**EXERCISE BRIEF**
Nothing in the data should change when you return it, but leave the pictures out.

[Stored entries]

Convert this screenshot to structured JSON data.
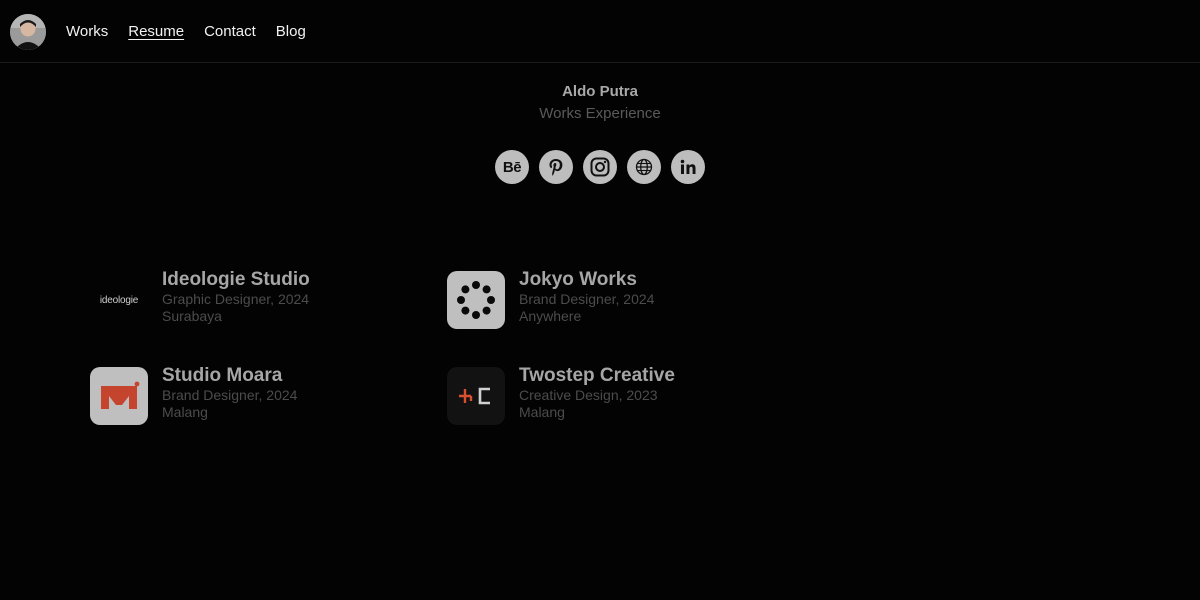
{
  "nav": {
    "links": [
      {
        "label": "Works",
        "active": false
      },
      {
        "label": "Resume",
        "active": true
      },
      {
        "label": "Contact",
        "active": false
      },
      {
        "label": "Blog",
        "active": false
      }
    ]
  },
  "profile": {
    "name": "Aldo Putra",
    "subtitle": "Works Experience"
  },
  "socials": [
    {
      "icon": "behance-icon",
      "text": "Bē"
    },
    {
      "icon": "pinterest-icon"
    },
    {
      "icon": "instagram-icon"
    },
    {
      "icon": "globe-icon"
    },
    {
      "icon": "linkedin-icon"
    }
  ],
  "experience": [
    {
      "company": "Ideologie Studio",
      "role": "Graphic Designer, 2024",
      "location": "Surabaya",
      "logo_text": "ideologie"
    },
    {
      "company": "Jokyo Works",
      "role": "Brand Designer, 2024",
      "location": "Anywhere"
    },
    {
      "company": "Studio Moara",
      "role": "Brand Designer, 2024",
      "location": "Malang"
    },
    {
      "company": "Twostep Creative",
      "role": "Creative Design, 2023",
      "location": "Malang"
    }
  ],
  "colors": {
    "background": "#030303",
    "moara_brand": "#c5442d",
    "twostep_accent": "#d9502f"
  }
}
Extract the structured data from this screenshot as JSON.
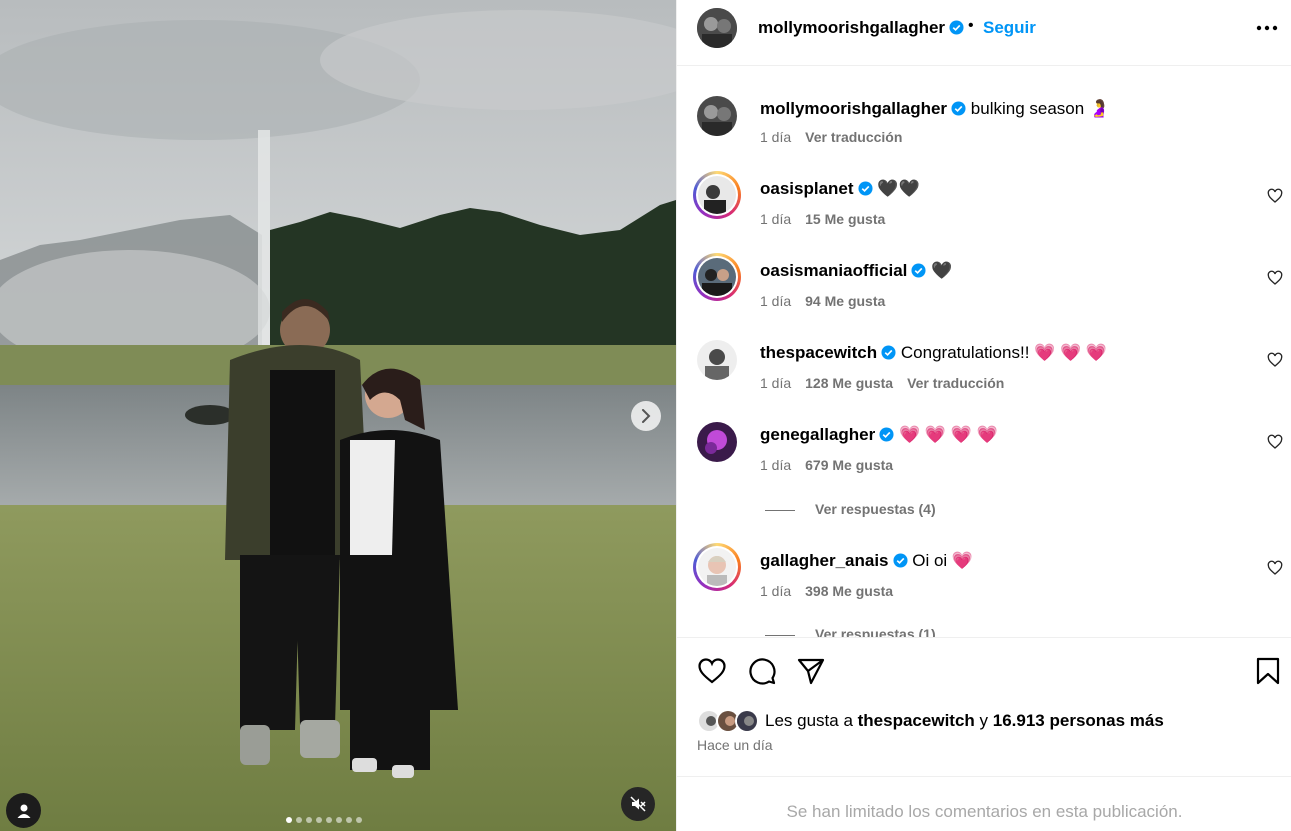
{
  "header": {
    "username": "mollymoorishgallagher",
    "separator": "•",
    "follow_label": "Seguir"
  },
  "caption": {
    "username": "mollymoorishgallagher",
    "text": "bulking season 🤰",
    "time": "1 día",
    "translate": "Ver traducción"
  },
  "comments": [
    {
      "username": "oasisplanet",
      "text": "🖤🖤",
      "time": "1 día",
      "likes": "15 Me gusta",
      "translate": ""
    },
    {
      "username": "oasismaniaofficial",
      "text": "🖤",
      "time": "1 día",
      "likes": "94 Me gusta",
      "translate": ""
    },
    {
      "username": "thespacewitch",
      "text": "Congratulations!! 💗 💗 💗",
      "time": "1 día",
      "likes": "128 Me gusta",
      "translate": "Ver traducción"
    },
    {
      "username": "genegallagher",
      "text": "💗 💗 💗 💗",
      "time": "1 día",
      "likes": "679 Me gusta",
      "translate": "",
      "replies": "Ver respuestas (4)"
    },
    {
      "username": "gallagher_anais",
      "text": "Oi oi 💗",
      "time": "1 día",
      "likes": "398 Me gusta",
      "translate": "",
      "replies": "Ver respuestas (1)"
    }
  ],
  "likes_line": {
    "prefix": "Les gusta a",
    "user": "thespacewitch",
    "conj": "y",
    "rest": "16.913 personas más"
  },
  "post_time": "Hace un día",
  "comments_limited": "Se han limitado los comentarios en esta publicación.",
  "carousel": {
    "count": 8,
    "active": 1
  },
  "colors": {
    "accent": "#0095f6",
    "verified": "#0095f6",
    "muted": "#737373"
  }
}
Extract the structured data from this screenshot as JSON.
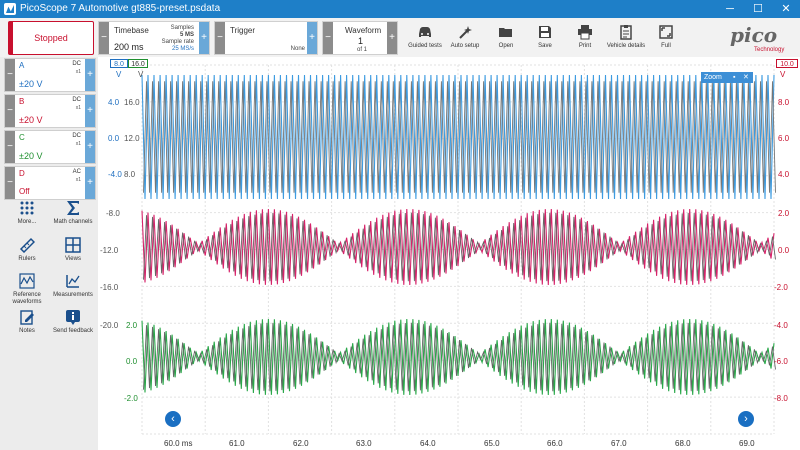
{
  "window": {
    "title": "PicoScope 7 Automotive gt885-preset.psdata",
    "min": "─",
    "max": "☐",
    "close": "✕"
  },
  "toolbar": {
    "run_state": "Stopped",
    "timebase": {
      "label": "Timebase",
      "value": "200 ms"
    },
    "samples": {
      "label": "Samples",
      "value": "5 MS",
      "rate_label": "Sample rate",
      "rate_value": "25 MS/s"
    },
    "trigger": {
      "label": "Trigger",
      "value": "None"
    },
    "waveform": {
      "label": "Waveform",
      "value": "1",
      "of": "of 1"
    },
    "tools": [
      {
        "label": "Guided tests",
        "icon": "car-icon"
      },
      {
        "label": "Auto setup",
        "icon": "wand-icon"
      },
      {
        "label": "Open",
        "icon": "folder-icon"
      },
      {
        "label": "Save",
        "icon": "save-icon"
      },
      {
        "label": "Print",
        "icon": "printer-icon"
      },
      {
        "label": "Vehicle details",
        "icon": "clipboard-icon"
      },
      {
        "label": "Full",
        "icon": "fullscreen-icon"
      }
    ],
    "logo": {
      "brand": "pico",
      "sub": "Technology"
    }
  },
  "channels": [
    {
      "name": "A",
      "coupling": "DC",
      "probe": "x1",
      "range": "±20 V",
      "color": "#1f6fc0"
    },
    {
      "name": "B",
      "coupling": "DC",
      "probe": "x1",
      "range": "±20 V",
      "color": "#c8102e"
    },
    {
      "name": "C",
      "coupling": "DC",
      "probe": "x1",
      "range": "±20 V",
      "color": "#1f8f2f"
    },
    {
      "name": "D",
      "coupling": "AC",
      "probe": "x1",
      "range": "Off",
      "color": "#c8102e"
    }
  ],
  "panel_buttons": [
    {
      "label": "More...",
      "icon": "grid-dots-icon"
    },
    {
      "label": "Math channels",
      "icon": "sigma-icon"
    },
    {
      "label": "Rulers",
      "icon": "ruler-icon"
    },
    {
      "label": "Views",
      "icon": "views-grid-icon"
    },
    {
      "label": "Reference waveforms",
      "icon": "reference-waveform-icon"
    },
    {
      "label": "Measurements",
      "icon": "measurements-icon"
    },
    {
      "label": "Notes",
      "icon": "notes-icon"
    },
    {
      "label": "Send feedback",
      "icon": "info-icon"
    }
  ],
  "scope": {
    "left_tabs": [
      "8.0",
      "16.0"
    ],
    "right_tab": "10.0",
    "unit": "V",
    "zoom_label": "Zoom",
    "left_axis_a": [
      "4.0",
      "0.0",
      "-4.0"
    ],
    "left_axis_a2": [
      "16.0",
      "12.0",
      "8.0"
    ],
    "left_axis_b": [
      "-8.0",
      "-12.0",
      "-16.0"
    ],
    "left_axis_c1": [
      "-20.0"
    ],
    "left_axis_c2": [
      "2.0",
      "0.0",
      "-2.0"
    ],
    "right_axis": [
      "8.0",
      "6.0",
      "4.0",
      "2.0",
      "0.0",
      "-2.0",
      "-4.0",
      "-6.0",
      "-8.0"
    ],
    "time_axis": [
      "60.0 ms",
      "61.0",
      "62.0",
      "63.0",
      "64.0",
      "65.0",
      "66.0",
      "67.0",
      "68.0",
      "69.0"
    ]
  }
}
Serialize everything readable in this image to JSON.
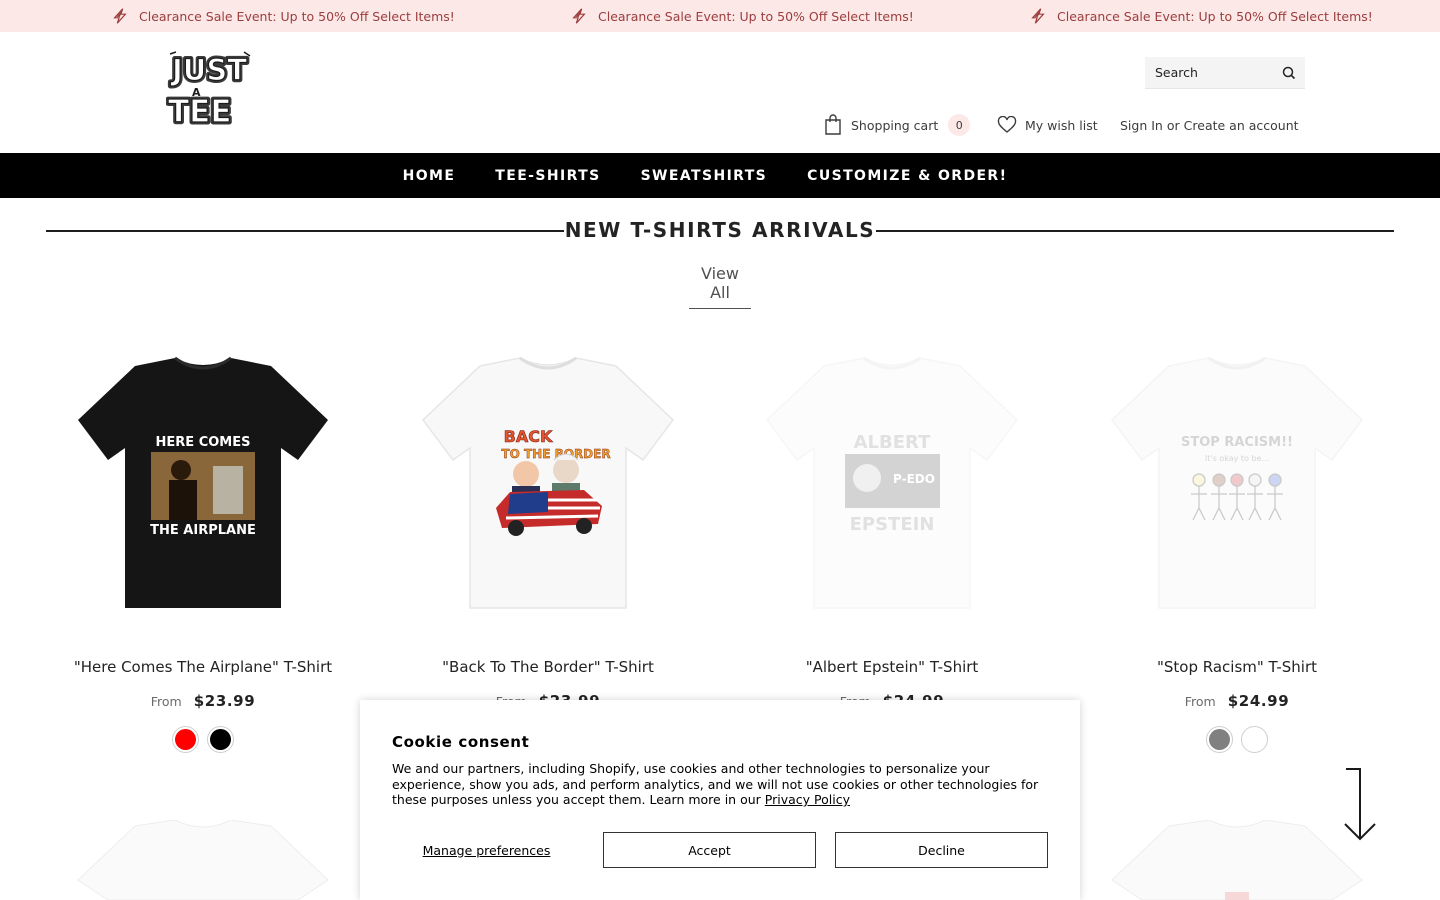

**SOLVED PROBLEM**
Convert this screenshot to structured JSON data.
{
  "nav": {
    "links": [
      {
        "label": "Works",
        "active": false
      },
      {
        "label": "Resume",
        "active": true
      },
      {
        "label": "Contact",
        "active": false
      },
      {
        "label": "Blog",
        "active": false
      }
    ]
  },
  "profile": {
    "name": "Aldo Putra",
    "subtitle": "Works Experience"
  },
  "socials": [
    {
      "icon": "behance-icon",
      "text": "Bē"
    },
    {
      "icon": "pinterest-icon"
    },
    {
      "icon": "instagram-icon"
    },
    {
      "icon": "globe-icon"
    },
    {
      "icon": "linkedin-icon"
    }
  ],
  "experience": [
    {
      "company": "Ideologie Studio",
      "role": "Graphic Designer, 2024",
      "location": "Surabaya",
      "logo_text": "ideologie"
    },
    {
      "company": "Jokyo Works",
      "role": "Brand Designer, 2024",
      "location": "Anywhere"
    },
    {
      "company": "Studio Moara",
      "role": "Brand Designer, 2024",
      "location": "Malang"
    },
    {
      "company": "Twostep Creative",
      "role": "Creative Design, 2023",
      "location": "Malang"
    }
  ],
  "colors": {
    "background": "#030303",
    "moara_brand": "#c5442d",
    "twostep_accent": "#d9502f"
  }
}
Extract the structured data from this screenshot as JSON.
{
  "header": {
    "username": "mollymoorishgallagher",
    "separator": "•",
    "follow_label": "Seguir"
  },
  "caption": {
    "username": "mollymoorishgallagher",
    "text": "bulking season 🤰",
    "time": "1 día",
    "translate": "Ver traducción"
  },
  "comments": [
    {
      "username": "oasisplanet",
      "text": "🖤🖤",
      "time": "1 día",
      "likes": "15 Me gusta",
      "translate": ""
    },
    {
      "username": "oasismaniaofficial",
      "text": "🖤",
      "time": "1 día",
      "likes": "94 Me gusta",
      "translate": ""
    },
    {
      "username": "thespacewitch",
      "text": "Congratulations!! 💗 💗 💗",
      "time": "1 día",
      "likes": "128 Me gusta",
      "translate": "Ver traducción"
    },
    {
      "username": "genegallagher",
      "text": "💗 💗 💗 💗",
      "time": "1 día",
      "likes": "679 Me gusta",
      "translate": "",
      "replies": "Ver respuestas (4)"
    },
    {
      "username": "gallagher_anais",
      "text": "Oi oi 💗",
      "time": "1 día",
      "likes": "398 Me gusta",
      "translate": "",
      "replies": "Ver respuestas (1)"
    }
  ],
  "likes_line": {
    "prefix": "Les gusta a",
    "user": "thespacewitch",
    "conj": "y",
    "rest": "16.913 personas más"
  },
  "post_time": "Hace un día",
  "comments_limited": "Se han limitado los comentarios en esta publicación.",
  "carousel": {
    "count": 8,
    "active": 1
  },
  "colors": {
    "accent": "#0095f6",
    "verified": "#0095f6",
    "muted": "#737373"
  }
}
Extract the structured data from this screenshot as JSON.
{
  "window": {
    "title": "PicoScope 7 Automotive gt885-preset.psdata",
    "min": "─",
    "max": "☐",
    "close": "✕"
  },
  "toolbar": {
    "run_state": "Stopped",
    "timebase": {
      "label": "Timebase",
      "value": "200 ms"
    },
    "samples": {
      "label": "Samples",
      "value": "5 MS",
      "rate_label": "Sample rate",
      "rate_value": "25 MS/s"
    },
    "trigger": {
      "label": "Trigger",
      "value": "None"
    },
    "waveform": {
      "label": "Waveform",
      "value": "1",
      "of": "of 1"
    },
    "tools": [
      {
        "label": "Guided tests",
        "icon": "car-icon"
      },
      {
        "label": "Auto setup",
        "icon": "wand-icon"
      },
      {
        "label": "Open",
        "icon": "folder-icon"
      },
      {
        "label": "Save",
        "icon": "save-icon"
      },
      {
        "label": "Print",
        "icon": "printer-icon"
      },
      {
        "label": "Vehicle details",
        "icon": "clipboard-icon"
      },
      {
        "label": "Full",
        "icon": "fullscreen-icon"
      }
    ],
    "logo": {
      "brand": "pico",
      "sub": "Technology"
    }
  },
  "channels": [
    {
      "name": "A",
      "coupling": "DC",
      "probe": "x1",
      "range": "±20 V",
      "color": "#1f6fc0"
    },
    {
      "name": "B",
      "coupling": "DC",
      "probe": "x1",
      "range": "±20 V",
      "color": "#c8102e"
    },
    {
      "name": "C",
      "coupling": "DC",
      "probe": "x1",
      "range": "±20 V",
      "color": "#1f8f2f"
    },
    {
      "name": "D",
      "coupling": "AC",
      "probe": "x1",
      "range": "Off",
      "color": "#c8102e"
    }
  ],
  "panel_buttons": [
    {
      "label": "More...",
      "icon": "grid-dots-icon"
    },
    {
      "label": "Math channels",
      "icon": "sigma-icon"
    },
    {
      "label": "Rulers",
      "icon": "ruler-icon"
    },
    {
      "label": "Views",
      "icon": "views-grid-icon"
    },
    {
      "label": "Reference waveforms",
      "icon": "reference-waveform-icon"
    },
    {
      "label": "Measurements",
      "icon": "measurements-icon"
    },
    {
      "label": "Notes",
      "icon": "notes-icon"
    },
    {
      "label": "Send feedback",
      "icon": "info-icon"
    }
  ],
  "scope": {
    "left_tabs": [
      "8.0",
      "16.0"
    ],
    "right_tab": "10.0",
    "unit": "V",
    "zoom_label": "Zoom",
    "left_axis_a": [
      "4.0",
      "0.0",
      "-4.0"
    ],
    "left_axis_a2": [
      "16.0",
      "12.0",
      "8.0"
    ],
    "left_axis_b": [
      "-8.0",
      "-12.0",
      "-16.0"
    ],
    "left_axis_c1": [
      "-20.0"
    ],
    "left_axis_c2": [
      "2.0",
      "0.0",
      "-2.0"
    ],
    "right_axis": [
      "8.0",
      "6.0",
      "4.0",
      "2.0",
      "0.0",
      "-2.0",
      "-4.0",
      "-6.0",
      "-8.0"
    ],
    "time_axis": [
      "60.0 ms",
      "61.0",
      "62.0",
      "63.0",
      "64.0",
      "65.0",
      "66.0",
      "67.0",
      "68.0",
      "69.0"
    ]
  }
}
Serialize everything readable in this image to JSON.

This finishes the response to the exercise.